(Records from a data collection)
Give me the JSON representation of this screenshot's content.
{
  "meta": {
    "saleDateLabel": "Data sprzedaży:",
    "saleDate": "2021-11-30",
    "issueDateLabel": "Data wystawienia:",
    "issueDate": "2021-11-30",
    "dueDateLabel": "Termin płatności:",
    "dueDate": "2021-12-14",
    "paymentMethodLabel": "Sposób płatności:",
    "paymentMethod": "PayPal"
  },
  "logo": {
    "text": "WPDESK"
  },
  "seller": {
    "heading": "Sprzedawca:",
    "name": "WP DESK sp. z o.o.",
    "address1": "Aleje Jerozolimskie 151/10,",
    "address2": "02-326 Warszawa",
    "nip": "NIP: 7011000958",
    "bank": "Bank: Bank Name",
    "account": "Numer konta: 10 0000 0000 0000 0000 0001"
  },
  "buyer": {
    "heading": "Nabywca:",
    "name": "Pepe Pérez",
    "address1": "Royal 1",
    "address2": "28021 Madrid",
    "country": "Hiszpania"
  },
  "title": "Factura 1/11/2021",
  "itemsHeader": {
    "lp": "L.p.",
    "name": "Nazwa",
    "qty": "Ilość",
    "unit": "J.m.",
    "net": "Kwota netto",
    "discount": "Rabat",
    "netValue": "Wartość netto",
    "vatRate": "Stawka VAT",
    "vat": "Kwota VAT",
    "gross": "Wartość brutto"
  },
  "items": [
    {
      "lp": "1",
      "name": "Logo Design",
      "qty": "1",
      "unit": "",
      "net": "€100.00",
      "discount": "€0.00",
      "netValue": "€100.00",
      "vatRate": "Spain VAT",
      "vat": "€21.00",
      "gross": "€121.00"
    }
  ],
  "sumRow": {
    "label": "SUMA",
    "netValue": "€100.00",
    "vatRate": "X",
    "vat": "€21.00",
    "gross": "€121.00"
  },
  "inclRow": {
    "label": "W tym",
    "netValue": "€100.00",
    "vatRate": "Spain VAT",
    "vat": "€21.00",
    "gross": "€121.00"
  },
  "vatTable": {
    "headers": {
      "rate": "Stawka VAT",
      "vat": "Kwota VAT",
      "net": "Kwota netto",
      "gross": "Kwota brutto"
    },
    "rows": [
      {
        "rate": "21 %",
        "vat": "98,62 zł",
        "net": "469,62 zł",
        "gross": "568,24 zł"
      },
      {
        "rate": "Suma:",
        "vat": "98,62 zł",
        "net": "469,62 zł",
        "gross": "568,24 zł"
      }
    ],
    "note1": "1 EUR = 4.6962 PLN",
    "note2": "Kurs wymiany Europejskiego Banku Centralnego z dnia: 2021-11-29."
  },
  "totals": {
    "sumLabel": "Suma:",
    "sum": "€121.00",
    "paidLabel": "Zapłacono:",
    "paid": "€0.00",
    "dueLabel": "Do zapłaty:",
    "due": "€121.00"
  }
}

* * *

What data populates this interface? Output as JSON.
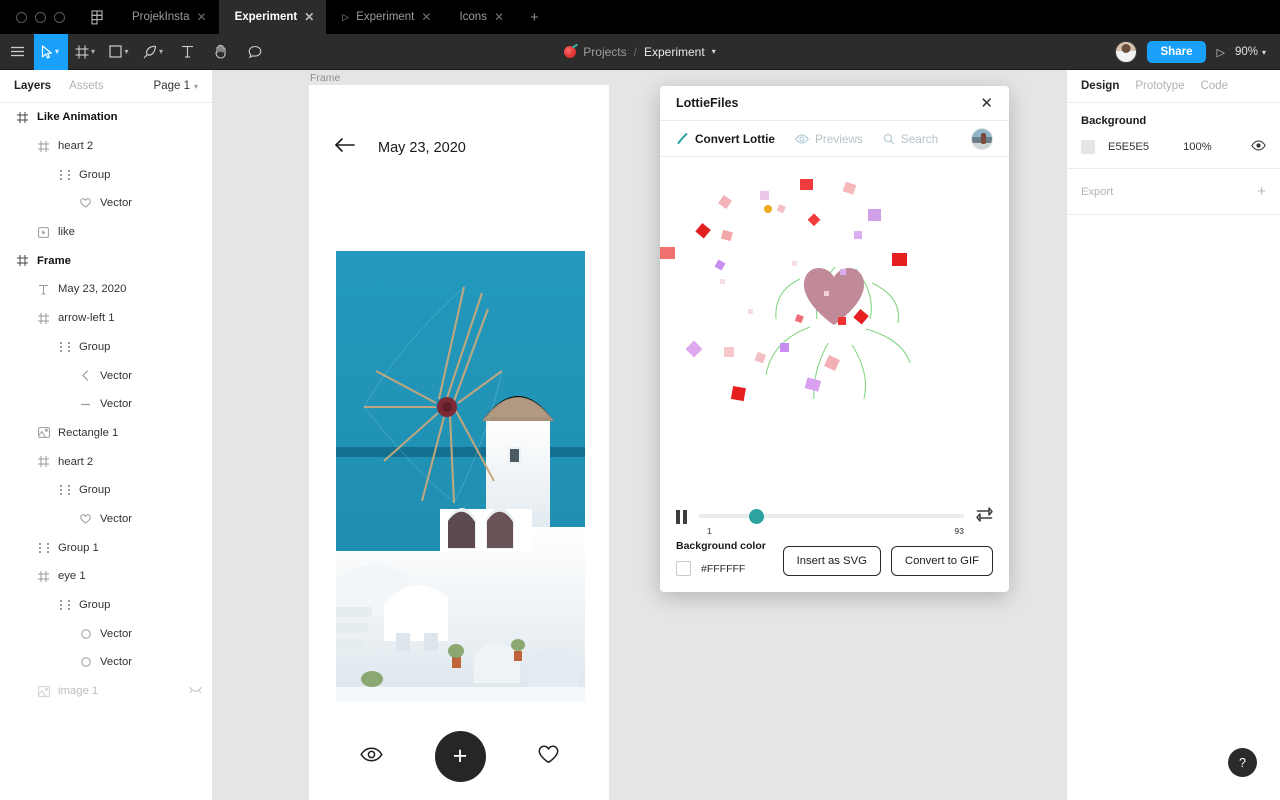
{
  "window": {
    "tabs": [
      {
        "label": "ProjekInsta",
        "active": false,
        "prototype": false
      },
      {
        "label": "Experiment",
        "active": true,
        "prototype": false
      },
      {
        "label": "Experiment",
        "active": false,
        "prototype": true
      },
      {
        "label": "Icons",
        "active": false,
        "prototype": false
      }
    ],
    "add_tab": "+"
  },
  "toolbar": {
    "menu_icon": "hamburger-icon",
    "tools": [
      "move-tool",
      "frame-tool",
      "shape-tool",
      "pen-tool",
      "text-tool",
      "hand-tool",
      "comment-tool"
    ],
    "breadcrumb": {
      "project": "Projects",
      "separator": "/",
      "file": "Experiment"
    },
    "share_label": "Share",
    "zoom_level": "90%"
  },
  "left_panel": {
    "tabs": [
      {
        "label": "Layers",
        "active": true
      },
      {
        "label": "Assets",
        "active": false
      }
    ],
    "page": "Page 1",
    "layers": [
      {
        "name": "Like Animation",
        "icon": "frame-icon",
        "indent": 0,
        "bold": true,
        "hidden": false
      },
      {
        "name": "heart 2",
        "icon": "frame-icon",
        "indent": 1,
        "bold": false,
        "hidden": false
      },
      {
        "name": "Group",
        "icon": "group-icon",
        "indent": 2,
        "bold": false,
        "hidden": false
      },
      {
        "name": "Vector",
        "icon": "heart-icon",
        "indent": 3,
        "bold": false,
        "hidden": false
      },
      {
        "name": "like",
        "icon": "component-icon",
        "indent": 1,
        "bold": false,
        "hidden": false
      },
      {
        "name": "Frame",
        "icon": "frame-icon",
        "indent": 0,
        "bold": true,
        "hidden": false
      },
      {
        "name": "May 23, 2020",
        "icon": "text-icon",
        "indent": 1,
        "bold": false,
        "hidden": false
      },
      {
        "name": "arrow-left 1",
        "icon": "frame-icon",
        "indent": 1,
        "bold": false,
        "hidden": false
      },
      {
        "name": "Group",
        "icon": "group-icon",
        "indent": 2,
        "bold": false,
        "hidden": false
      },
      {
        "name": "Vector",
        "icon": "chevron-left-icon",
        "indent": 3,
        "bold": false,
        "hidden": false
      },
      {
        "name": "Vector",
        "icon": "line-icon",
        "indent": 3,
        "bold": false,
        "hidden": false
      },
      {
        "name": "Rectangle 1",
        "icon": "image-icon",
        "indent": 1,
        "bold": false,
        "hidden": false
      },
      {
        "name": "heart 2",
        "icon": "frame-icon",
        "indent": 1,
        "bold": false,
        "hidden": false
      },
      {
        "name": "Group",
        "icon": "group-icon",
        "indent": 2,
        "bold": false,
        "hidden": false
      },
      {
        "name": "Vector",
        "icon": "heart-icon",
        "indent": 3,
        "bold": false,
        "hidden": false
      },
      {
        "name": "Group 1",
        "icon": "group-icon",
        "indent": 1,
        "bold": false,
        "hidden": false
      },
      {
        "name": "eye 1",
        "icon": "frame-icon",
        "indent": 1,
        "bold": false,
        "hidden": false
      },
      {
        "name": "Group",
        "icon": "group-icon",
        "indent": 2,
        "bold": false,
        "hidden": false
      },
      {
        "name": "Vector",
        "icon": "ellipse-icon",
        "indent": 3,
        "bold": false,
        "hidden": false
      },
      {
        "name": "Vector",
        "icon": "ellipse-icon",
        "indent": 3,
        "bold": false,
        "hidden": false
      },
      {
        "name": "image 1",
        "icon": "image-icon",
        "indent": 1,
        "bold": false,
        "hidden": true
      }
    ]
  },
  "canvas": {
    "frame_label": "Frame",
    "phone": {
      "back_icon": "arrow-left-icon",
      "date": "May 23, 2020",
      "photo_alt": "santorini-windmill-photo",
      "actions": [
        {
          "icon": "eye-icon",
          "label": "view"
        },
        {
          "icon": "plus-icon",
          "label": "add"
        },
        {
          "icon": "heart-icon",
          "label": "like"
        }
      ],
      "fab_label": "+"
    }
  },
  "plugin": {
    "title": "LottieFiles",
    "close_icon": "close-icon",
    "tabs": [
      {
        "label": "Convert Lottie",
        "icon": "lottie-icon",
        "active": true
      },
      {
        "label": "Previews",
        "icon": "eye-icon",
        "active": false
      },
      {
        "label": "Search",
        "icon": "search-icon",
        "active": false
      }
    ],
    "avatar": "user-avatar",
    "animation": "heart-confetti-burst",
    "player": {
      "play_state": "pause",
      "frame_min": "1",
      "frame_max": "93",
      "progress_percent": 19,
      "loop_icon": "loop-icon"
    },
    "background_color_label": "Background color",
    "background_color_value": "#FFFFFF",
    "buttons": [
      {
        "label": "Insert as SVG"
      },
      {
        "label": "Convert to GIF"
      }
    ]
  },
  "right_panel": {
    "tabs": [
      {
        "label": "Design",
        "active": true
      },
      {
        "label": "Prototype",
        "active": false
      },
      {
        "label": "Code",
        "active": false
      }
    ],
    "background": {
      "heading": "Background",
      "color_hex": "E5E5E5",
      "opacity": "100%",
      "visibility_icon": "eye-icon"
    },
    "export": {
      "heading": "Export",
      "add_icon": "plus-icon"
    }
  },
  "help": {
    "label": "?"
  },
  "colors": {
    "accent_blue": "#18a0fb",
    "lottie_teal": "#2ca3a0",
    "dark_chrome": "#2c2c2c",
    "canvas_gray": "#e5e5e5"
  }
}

--

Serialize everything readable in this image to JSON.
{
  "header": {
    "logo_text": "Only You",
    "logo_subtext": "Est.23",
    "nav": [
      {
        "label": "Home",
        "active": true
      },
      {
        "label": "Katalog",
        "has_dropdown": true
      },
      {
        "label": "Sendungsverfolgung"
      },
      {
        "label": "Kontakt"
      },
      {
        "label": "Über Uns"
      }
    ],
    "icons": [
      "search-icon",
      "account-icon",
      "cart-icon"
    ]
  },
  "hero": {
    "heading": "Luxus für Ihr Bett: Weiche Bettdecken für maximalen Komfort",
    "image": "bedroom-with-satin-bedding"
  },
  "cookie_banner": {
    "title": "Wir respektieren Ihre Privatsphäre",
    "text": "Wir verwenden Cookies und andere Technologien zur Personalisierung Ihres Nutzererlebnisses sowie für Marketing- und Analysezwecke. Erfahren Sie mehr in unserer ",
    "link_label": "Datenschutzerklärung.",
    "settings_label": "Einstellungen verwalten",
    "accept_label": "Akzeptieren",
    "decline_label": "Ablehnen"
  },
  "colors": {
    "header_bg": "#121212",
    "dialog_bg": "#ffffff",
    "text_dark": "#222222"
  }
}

Brief
Filter out all lines lacking the word "vatRate" and copy the rest.

Full response
    "vatRate": "Stawka VAT",
      "vatRate": "Spain VAT",
    "vatRate": "X",
    "vatRate": "Spain VAT",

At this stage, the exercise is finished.